Locate the word "this" in the data below, then copy every line that holds it.

>> begin

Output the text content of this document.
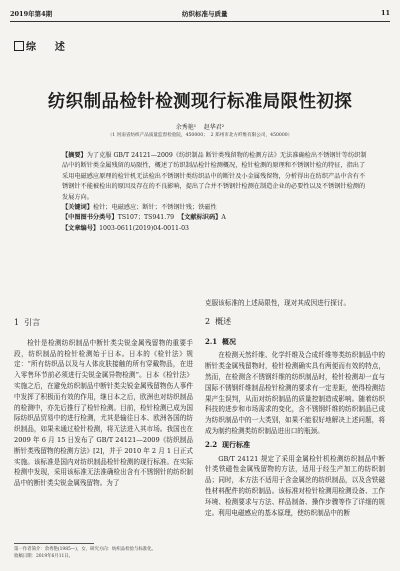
2019年第4期	纺织标准与质量	11
综    述
纺织制品检针检测现行标准局限性初探
余秀艳¹    赵华君²
（1 河南省纺织产品质量监督检验院，450000；  2 郑州市北方纤维有限公司，450000）
【摘要】为了克服 GB/T 24121—2009《纺织制品 断针类残留物的检测方法》无法准确检出不锈钢针等纺织制品中的断针类金属残留的局限性，概述了纺织制品检针检测概况，检针检测的原理和不锈钢针检的特征，指出了采用电磁感应原理的检针机无法检出不锈钢针类纺织品中的断针及小金属残留物，分析得出在纺织产品中含有不锈钢针不能被检出的原因及存在的不良影响，提出了合并不锈钢针检测在制造企业的必要性以及不锈钢针检测的发展方向。
【关键词】检针；电磁感应；断针；不锈钢针残；铁磁性
【中图图书分类号】TS107；TS941.79 【文献标识码】A
【文章编号】1003-0611(2019)04-0011-03
1  引言

检针是检测纺织制品中断针类尖锐金属残留物的重要手段，纺织制品的检针检测始于日本。日本的《检针法》规定：“所有纺织品以及与人体皮肤接触的所有穿戴物品，在进入零售环节前必须进行尖锐金属异物检测”。日本《检针法》实施之后，在避免纺织制品中断针类尖锐金属残留物伤人事件中发挥了积极而有效的作用，继日本之后，欧洲也对纺织制品的检测中，亦先后推行了检针检测。目前，检针检测已成为国际纺织品贸易中的进行检测，尤其是输往日本、欧洲各国的纺织制品，如果未通过检针检测，将无法进入其市场。我国也在 2009 年 6 月 15 日发布了 GB/T 24121—2009《纺织制品 断针类残留物的检测方法》[2]，并于 2010 年 2 月 1 日正式实施。该标准是国内对纺织制品检针检测的现行标准。在实际检测中发现，采用该标准无法准确检出含有不锈钢针的纺织制品中的断针类尖锐金属残留物。为了

克服该标准的上述局限性，现对其成因进行探讨。

2  概述
2.1  概况

在检测天然纤维、化学纤维及合成纤维等类纺织制品中的断针类金属残留物时，检针检测确实具有两便而有效的特点，然而，在检测含不锈钢纤维的纺织制品时，检针检测却一直与国际不锈钢纤维制品检针检测的要求有一定差距，使得检测结果产生误判，从而对纺织制品的质量控制造成影响。随着纺织科技的进步和市场需求的变化，含不锈钢纤维的纺织制品已成为纺织制品中的一大类别，如果不能很好地解决上述问题，将成为制约检测类纺织制品进出口的瓶颈。

2.2  现行标准

GB/T 24121 规定了采用金属检针机检测纺织制品中断针类铁磁性金属残留物的方法，适用于经生产加工的纺织制品；同时，本方法不适用于含金属丝的纺织制品，以及含铁磁性材料配件的纺织制品。该标准对检针检测用检测设备、工作环境、检测要求与方法、样品制备、操作步骤等作了详细的规定。利用电磁感应的基本原理，使纺织制品中的断

第一作者简介：余秀艳(1985—)，女，研究方向：纺织品检验与标准化。
收稿日期：2019年6月11日。
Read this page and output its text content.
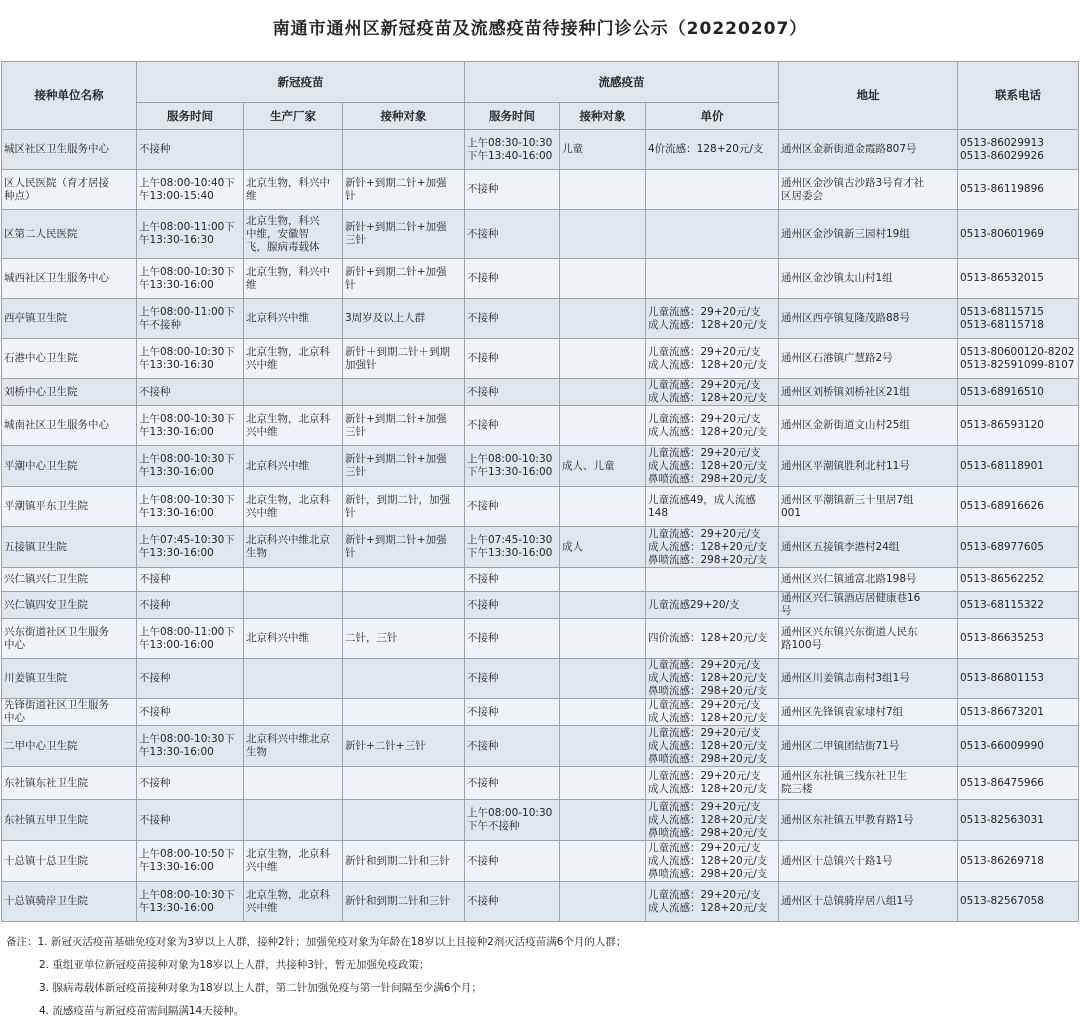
南通市通州区新冠疫苗及流感疫苗待接种门诊公示（20220207）
接种单位名称	新冠疫苗			流感疫苗			地址	联系电话
	服务时间	生产厂家	接种对象	服务时间	接种对象	单价		
城区社区卫生服务中心	不接种			上午08:30-10:30
下午13:40-16:00	儿童	4价流感：128+20元/支	通州区金新街道金霞路807号	0513-86029913
0513-86029926
区人民医院（育才居接
种点）	上午08:00-10:40下
午13:00-15:40	北京生物，科兴中
维	新针+到期二针+加强
针	不接种			通州区金沙镇古沙路3号育才社
区居委会	0513-86119896
区第二人民医院	上午08:00-11:00下
午13:30-16:30	北京生物，科兴
中维，安徽智
飞，腺病毒载体	新针+到期二针+加强
三针	不接种			通州区金沙镇新三园村19组	0513-80601969
城西社区卫生服务中心	上午08:00-10:30下
午13:30-16:00	北京生物，科兴中
维	新针+到期二针+加强
针	不接种			通州区金沙镇太山村1组	0513-86532015
西亭镇卫生院	上午08:00-11:00下
午不接种	北京科兴中维	3周岁及以上人群	不接种		儿童流感：29+20元/支
成人流感：128+20元/支	通州区西亭镇复隆茂路88号	0513-68115715
0513-68115718
石港中心卫生院	上午08:00-10:30下
午13:30-16:30	北京生物，北京科
兴中维	新针＋到期二针＋到期
加强针	不接种		儿童流感：29+20元/支
成人流感：128+20元/支	通州区石港镇广慧路2号	0513-80600120-8202
0513-82591099-8107
刘桥中心卫生院	不接种			不接种		儿童流感：29+20元/支
成人流感：128+20元/支	通州区刘桥镇刘桥社区21组	0513-68916510
城南社区卫生服务中心	上午08:00-10:30下
午13:30-16:00	北京生物，北京科
兴中维	新针+到期二针+加强
三针	不接种		儿童流感：29+20元/支
成人流感：128+20元/支	通州区金新街道文山村25组	0513-86593120
平潮中心卫生院	上午08:00-10:30下
午13:30-16:00	北京科兴中维	新针+到期二针+加强
三针	上午08:00-10:30
下午13:30-16:00	成人、儿童	儿童流感：29+20元/支
成人流感：128+20元/支
鼻喷流感：298+20元/支	通州区平潮镇胜利北村11号	0513-68118901
平潮镇平东卫生院	上午08:00-10:30下
午13:30-16:00	北京生物，北京科
兴中维	新针，到期二针，加强
针	不接种		儿童流感49，成人流感
148	通州区平潮镇新三十里居7组
001	0513-68916626
五接镇卫生院	上午07:45-10:30下
午13:30-16:00	北京科兴中维北京
生物	新针+到期二针+加强
针	上午07:45-10:30
下午13:30-16:00	成人	儿童流感：29+20元/支
成人流感：128+20元/支
鼻喷流感：298+20元/支	通州区五接镇李港村24组	0513-68977605
兴仁镇兴仁卫生院	不接种			不接种			通州区兴仁镇通富北路198号	0513-86562252
兴仁镇四安卫生院	不接种			不接种		儿童流感29+20/支	通州区兴仁镇酒店居健康巷16
号	0513-68115322
兴东街道社区卫生服务
中心	上午08:00-11:00下
午13:00-16:00	北京科兴中维	二针，三针	不接种		四价流感：128+20元/支	通州区兴东镇兴东街道人民东
路100号	0513-86635253
川姜镇卫生院	不接种			不接种		儿童流感：29+20元/支
成人流感：128+20元/支
鼻喷流感：298+20元/支	通州区川姜镇志南村3组1号	0513-86801153
先锋街道社区卫生服务
中心	不接种			不接种		儿童流感：29+20元/支
成人流感：128+20元/支	通州区先锋镇袁家埭村7组	0513-86673201
二甲中心卫生院	上午08:00-10:30下
午13:30-16:00	北京科兴中维北京
生物	新针+二针+三针	不接种		儿童流感：29+20元/支
成人流感：128+20元/支
鼻喷流感：298+20元/支	通州区二甲镇团结街71号	0513-66009990
东社镇东社卫生院	不接种			不接种		儿童流感：29+20元/支
成人流感：128+20元/支	通州区东社镇三线东社卫生
院三楼	0513-86475966
东社镇五甲卫生院	不接种			上午08:00-10:30
下午不接种		儿童流感：29+20元/支
成人流感：128+20元/支
鼻喷流感：298+20元/支	通州区东社镇五甲教育路1号	0513-82563031
十总镇十总卫生院	上午08:00-10:50下
午13:30-16:00	北京生物，北京科
兴中维	新针和到期二针和三针	不接种		儿童流感：29+20元/支
成人流感：128+20元/支
鼻喷流感：298+20元/支	通州区十总镇兴十路1号	0513-86269718
十总镇骑岸卫生院	上午08:00-10:30下
午13:30-16:00	北京生物，北京科
兴中维	新针和到期二针和三针	不接种		儿童流感：29+20元/支
成人流感：128+20元/支	通州区十总镇骑岸居八组1号	0513-82567058
备注：1. 新冠灭活疫苗基础免疫对象为3岁以上人群，接种2针；加强免疫对象为年龄在18岁以上且接种2剂灭活疫苗满6个月的人群；
2. 重组亚单位新冠疫苗接种对象为18岁以上人群，共接种3针，暂无加强免疫政策；
3. 腺病毒载体新冠疫苗接种对象为18岁以上人群，第二针加强免疫与第一针间隔至少满6个月；
4. 流感疫苗与新冠疫苗需间隔满14天接种。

>> end

_RESPONSE TO THE TASK_
Output the text content of this document.
Read this page and output its text content.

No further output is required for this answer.